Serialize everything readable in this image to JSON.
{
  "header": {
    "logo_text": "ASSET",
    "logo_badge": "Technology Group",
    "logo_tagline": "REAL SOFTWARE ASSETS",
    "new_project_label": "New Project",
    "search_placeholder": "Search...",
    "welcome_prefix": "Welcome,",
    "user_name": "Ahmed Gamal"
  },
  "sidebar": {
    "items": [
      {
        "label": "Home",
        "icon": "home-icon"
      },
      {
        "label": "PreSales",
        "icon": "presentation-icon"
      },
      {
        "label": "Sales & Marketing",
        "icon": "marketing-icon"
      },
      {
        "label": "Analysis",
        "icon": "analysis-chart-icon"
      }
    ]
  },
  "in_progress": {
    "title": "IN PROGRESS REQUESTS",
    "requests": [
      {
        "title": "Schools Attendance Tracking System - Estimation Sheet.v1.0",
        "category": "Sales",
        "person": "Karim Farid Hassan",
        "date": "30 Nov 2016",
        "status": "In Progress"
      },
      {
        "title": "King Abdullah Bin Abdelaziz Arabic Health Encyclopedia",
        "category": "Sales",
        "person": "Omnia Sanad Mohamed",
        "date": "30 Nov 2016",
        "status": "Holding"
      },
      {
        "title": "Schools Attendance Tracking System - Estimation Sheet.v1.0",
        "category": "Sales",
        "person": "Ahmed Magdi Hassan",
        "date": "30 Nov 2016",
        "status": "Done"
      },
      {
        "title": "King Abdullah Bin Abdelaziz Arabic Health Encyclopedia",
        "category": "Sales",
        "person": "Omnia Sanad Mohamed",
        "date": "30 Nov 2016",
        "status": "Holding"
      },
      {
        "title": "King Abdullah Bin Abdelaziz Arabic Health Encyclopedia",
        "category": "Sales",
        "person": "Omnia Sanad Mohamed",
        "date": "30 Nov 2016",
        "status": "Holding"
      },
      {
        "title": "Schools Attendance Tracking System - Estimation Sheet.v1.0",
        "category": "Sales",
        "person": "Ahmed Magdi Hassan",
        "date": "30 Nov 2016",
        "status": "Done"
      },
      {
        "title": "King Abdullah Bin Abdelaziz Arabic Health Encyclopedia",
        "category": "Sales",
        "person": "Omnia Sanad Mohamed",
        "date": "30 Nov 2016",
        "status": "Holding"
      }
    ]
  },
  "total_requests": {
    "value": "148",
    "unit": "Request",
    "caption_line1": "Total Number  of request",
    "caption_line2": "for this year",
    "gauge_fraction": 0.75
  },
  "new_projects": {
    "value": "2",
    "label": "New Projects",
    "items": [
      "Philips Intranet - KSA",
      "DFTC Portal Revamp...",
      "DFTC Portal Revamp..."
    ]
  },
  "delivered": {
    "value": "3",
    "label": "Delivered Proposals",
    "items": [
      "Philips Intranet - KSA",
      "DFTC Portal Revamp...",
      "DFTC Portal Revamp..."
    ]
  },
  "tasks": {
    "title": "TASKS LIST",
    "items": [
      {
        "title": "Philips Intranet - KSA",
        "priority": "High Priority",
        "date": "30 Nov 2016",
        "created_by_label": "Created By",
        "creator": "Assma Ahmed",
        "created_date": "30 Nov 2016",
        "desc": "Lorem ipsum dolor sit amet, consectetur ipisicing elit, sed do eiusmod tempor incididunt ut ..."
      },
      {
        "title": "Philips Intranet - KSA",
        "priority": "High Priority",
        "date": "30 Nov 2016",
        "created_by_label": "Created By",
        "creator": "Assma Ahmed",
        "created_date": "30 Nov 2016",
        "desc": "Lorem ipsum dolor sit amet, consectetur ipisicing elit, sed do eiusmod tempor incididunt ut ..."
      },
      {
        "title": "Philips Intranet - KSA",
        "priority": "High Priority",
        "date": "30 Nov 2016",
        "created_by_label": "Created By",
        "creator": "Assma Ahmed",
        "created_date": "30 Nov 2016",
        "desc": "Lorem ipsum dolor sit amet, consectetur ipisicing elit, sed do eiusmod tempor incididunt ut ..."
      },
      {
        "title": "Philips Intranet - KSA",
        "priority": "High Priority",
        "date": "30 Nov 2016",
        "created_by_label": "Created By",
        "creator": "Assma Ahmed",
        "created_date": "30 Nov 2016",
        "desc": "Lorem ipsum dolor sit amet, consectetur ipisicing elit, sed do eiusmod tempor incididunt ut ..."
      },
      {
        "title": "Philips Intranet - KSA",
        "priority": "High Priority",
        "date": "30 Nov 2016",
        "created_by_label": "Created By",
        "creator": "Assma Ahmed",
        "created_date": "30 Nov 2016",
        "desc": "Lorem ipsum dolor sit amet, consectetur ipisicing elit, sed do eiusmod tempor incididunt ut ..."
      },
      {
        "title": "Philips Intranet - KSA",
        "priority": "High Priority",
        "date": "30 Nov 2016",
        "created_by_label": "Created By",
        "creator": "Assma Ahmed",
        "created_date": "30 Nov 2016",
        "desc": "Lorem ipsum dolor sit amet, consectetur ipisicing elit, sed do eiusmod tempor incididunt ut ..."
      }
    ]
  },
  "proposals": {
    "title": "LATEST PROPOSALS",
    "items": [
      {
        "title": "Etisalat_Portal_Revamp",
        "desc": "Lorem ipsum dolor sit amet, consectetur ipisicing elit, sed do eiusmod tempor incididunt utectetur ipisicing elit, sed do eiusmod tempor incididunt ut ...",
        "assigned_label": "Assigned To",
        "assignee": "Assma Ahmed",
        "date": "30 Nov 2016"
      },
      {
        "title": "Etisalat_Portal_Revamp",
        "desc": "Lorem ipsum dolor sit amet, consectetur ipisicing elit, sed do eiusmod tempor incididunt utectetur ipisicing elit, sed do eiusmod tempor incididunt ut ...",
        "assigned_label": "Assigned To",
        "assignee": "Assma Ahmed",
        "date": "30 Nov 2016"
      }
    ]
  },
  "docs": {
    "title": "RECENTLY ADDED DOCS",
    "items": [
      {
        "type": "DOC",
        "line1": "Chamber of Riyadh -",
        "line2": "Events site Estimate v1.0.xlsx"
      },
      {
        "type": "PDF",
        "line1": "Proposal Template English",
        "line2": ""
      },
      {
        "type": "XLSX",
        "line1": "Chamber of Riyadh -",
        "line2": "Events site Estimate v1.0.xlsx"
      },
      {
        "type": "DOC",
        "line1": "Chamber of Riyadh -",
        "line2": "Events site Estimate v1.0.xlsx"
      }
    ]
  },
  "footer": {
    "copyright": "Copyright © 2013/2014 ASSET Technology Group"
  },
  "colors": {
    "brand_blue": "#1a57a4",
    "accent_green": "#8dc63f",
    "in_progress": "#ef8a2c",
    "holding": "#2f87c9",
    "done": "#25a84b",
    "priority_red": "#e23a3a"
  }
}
────────────────
_YOUR OBJECTIVE_: Working from the material above, retype it in its entirety without change.

_ANSWER FOR THE TASK_:
Serialize everything readable in this image to JSON.
{
  "header": {
    "logo_text": "ASSET",
    "logo_badge": "Technology Group",
    "logo_tagline": "REAL SOFTWARE ASSETS",
    "new_project_label": "New Project",
    "search_placeholder": "Search...",
    "welcome_prefix": "Welcome,",
    "user_name": "Ahmed Gamal"
  },
  "sidebar": {
    "items": [
      {
        "label": "Home",
        "icon": "home-icon"
      },
      {
        "label": "PreSales",
        "icon": "presentation-icon"
      },
      {
        "label": "Sales & Marketing",
        "icon": "marketing-icon"
      },
      {
        "label": "Analysis",
        "icon": "analysis-chart-icon"
      }
    ]
  },
  "in_progress": {
    "title": "IN PROGRESS REQUESTS",
    "requests": [
      {
        "title": "Schools Attendance Tracking System - Estimation Sheet.v1.0",
        "category": "Sales",
        "person": "Karim Farid Hassan",
        "date": "30 Nov 2016",
        "status": "In Progress"
      },
      {
        "title": "King Abdullah Bin Abdelaziz Arabic Health Encyclopedia",
        "category": "Sales",
        "person": "Omnia Sanad Mohamed",
        "date": "30 Nov 2016",
        "status": "Holding"
      },
      {
        "title": "Schools Attendance Tracking System - Estimation Sheet.v1.0",
        "category": "Sales",
        "person": "Ahmed Magdi Hassan",
        "date": "30 Nov 2016",
        "status": "Done"
      },
      {
        "title": "King Abdullah Bin Abdelaziz Arabic Health Encyclopedia",
        "category": "Sales",
        "person": "Omnia Sanad Mohamed",
        "date": "30 Nov 2016",
        "status": "Holding"
      },
      {
        "title": "King Abdullah Bin Abdelaziz Arabic Health Encyclopedia",
        "category": "Sales",
        "person": "Omnia Sanad Mohamed",
        "date": "30 Nov 2016",
        "status": "Holding"
      },
      {
        "title": "Schools Attendance Tracking System - Estimation Sheet.v1.0",
        "category": "Sales",
        "person": "Ahmed Magdi Hassan",
        "date": "30 Nov 2016",
        "status": "Done"
      },
      {
        "title": "King Abdullah Bin Abdelaziz Arabic Health Encyclopedia",
        "category": "Sales",
        "person": "Omnia Sanad Mohamed",
        "date": "30 Nov 2016",
        "status": "Holding"
      }
    ]
  },
  "total_requests": {
    "value": "148",
    "unit": "Request",
    "caption_line1": "Total Number  of request",
    "caption_line2": "for this year",
    "gauge_fraction": 0.75
  },
  "new_projects": {
    "value": "2",
    "label": "New Projects",
    "items": [
      "Philips Intranet - KSA",
      "DFTC Portal Revamp...",
      "DFTC Portal Revamp..."
    ]
  },
  "delivered": {
    "value": "3",
    "label": "Delivered Proposals",
    "items": [
      "Philips Intranet - KSA",
      "DFTC Portal Revamp...",
      "DFTC Portal Revamp..."
    ]
  },
  "tasks": {
    "title": "TASKS LIST",
    "items": [
      {
        "title": "Philips Intranet - KSA",
        "priority": "High Priority",
        "date": "30 Nov 2016",
        "created_by_label": "Created By",
        "creator": "Assma Ahmed",
        "created_date": "30 Nov 2016",
        "desc": "Lorem ipsum dolor sit amet, consectetur ipisicing elit, sed do eiusmod tempor incididunt ut ..."
      },
      {
        "title": "Philips Intranet - KSA",
        "priority": "High Priority",
        "date": "30 Nov 2016",
        "created_by_label": "Created By",
        "creator": "Assma Ahmed",
        "created_date": "30 Nov 2016",
        "desc": "Lorem ipsum dolor sit amet, consectetur ipisicing elit, sed do eiusmod tempor incididunt ut ..."
      },
      {
        "title": "Philips Intranet - KSA",
        "priority": "High Priority",
        "date": "30 Nov 2016",
        "created_by_label": "Created By",
        "creator": "Assma Ahmed",
        "created_date": "30 Nov 2016",
        "desc": "Lorem ipsum dolor sit amet, consectetur ipisicing elit, sed do eiusmod tempor incididunt ut ..."
      },
      {
        "title": "Philips Intranet - KSA",
        "priority": "High Priority",
        "date": "30 Nov 2016",
        "created_by_label": "Created By",
        "creator": "Assma Ahmed",
        "created_date": "30 Nov 2016",
        "desc": "Lorem ipsum dolor sit amet, consectetur ipisicing elit, sed do eiusmod tempor incididunt ut ..."
      },
      {
        "title": "Philips Intranet - KSA",
        "priority": "High Priority",
        "date": "30 Nov 2016",
        "created_by_label": "Created By",
        "creator": "Assma Ahmed",
        "created_date": "30 Nov 2016",
        "desc": "Lorem ipsum dolor sit amet, consectetur ipisicing elit, sed do eiusmod tempor incididunt ut ..."
      },
      {
        "title": "Philips Intranet - KSA",
        "priority": "High Priority",
        "date": "30 Nov 2016",
        "created_by_label": "Created By",
        "creator": "Assma Ahmed",
        "created_date": "30 Nov 2016",
        "desc": "Lorem ipsum dolor sit amet, consectetur ipisicing elit, sed do eiusmod tempor incididunt ut ..."
      }
    ]
  },
  "proposals": {
    "title": "LATEST PROPOSALS",
    "items": [
      {
        "title": "Etisalat_Portal_Revamp",
        "desc": "Lorem ipsum dolor sit amet, consectetur ipisicing elit, sed do eiusmod tempor incididunt utectetur ipisicing elit, sed do eiusmod tempor incididunt ut ...",
        "assigned_label": "Assigned To",
        "assignee": "Assma Ahmed",
        "date": "30 Nov 2016"
      },
      {
        "title": "Etisalat_Portal_Revamp",
        "desc": "Lorem ipsum dolor sit amet, consectetur ipisicing elit, sed do eiusmod tempor incididunt utectetur ipisicing elit, sed do eiusmod tempor incididunt ut ...",
        "assigned_label": "Assigned To",
        "assignee": "Assma Ahmed",
        "date": "30 Nov 2016"
      }
    ]
  },
  "docs": {
    "title": "RECENTLY ADDED DOCS",
    "items": [
      {
        "type": "DOC",
        "line1": "Chamber of Riyadh -",
        "line2": "Events site Estimate v1.0.xlsx"
      },
      {
        "type": "PDF",
        "line1": "Proposal Template English",
        "line2": ""
      },
      {
        "type": "XLSX",
        "line1": "Chamber of Riyadh -",
        "line2": "Events site Estimate v1.0.xlsx"
      },
      {
        "type": "DOC",
        "line1": "Chamber of Riyadh -",
        "line2": "Events site Estimate v1.0.xlsx"
      }
    ]
  },
  "footer": {
    "copyright": "Copyright © 2013/2014 ASSET Technology Group"
  },
  "colors": {
    "brand_blue": "#1a57a4",
    "accent_green": "#8dc63f",
    "in_progress": "#ef8a2c",
    "holding": "#2f87c9",
    "done": "#25a84b",
    "priority_red": "#e23a3a"
  }
}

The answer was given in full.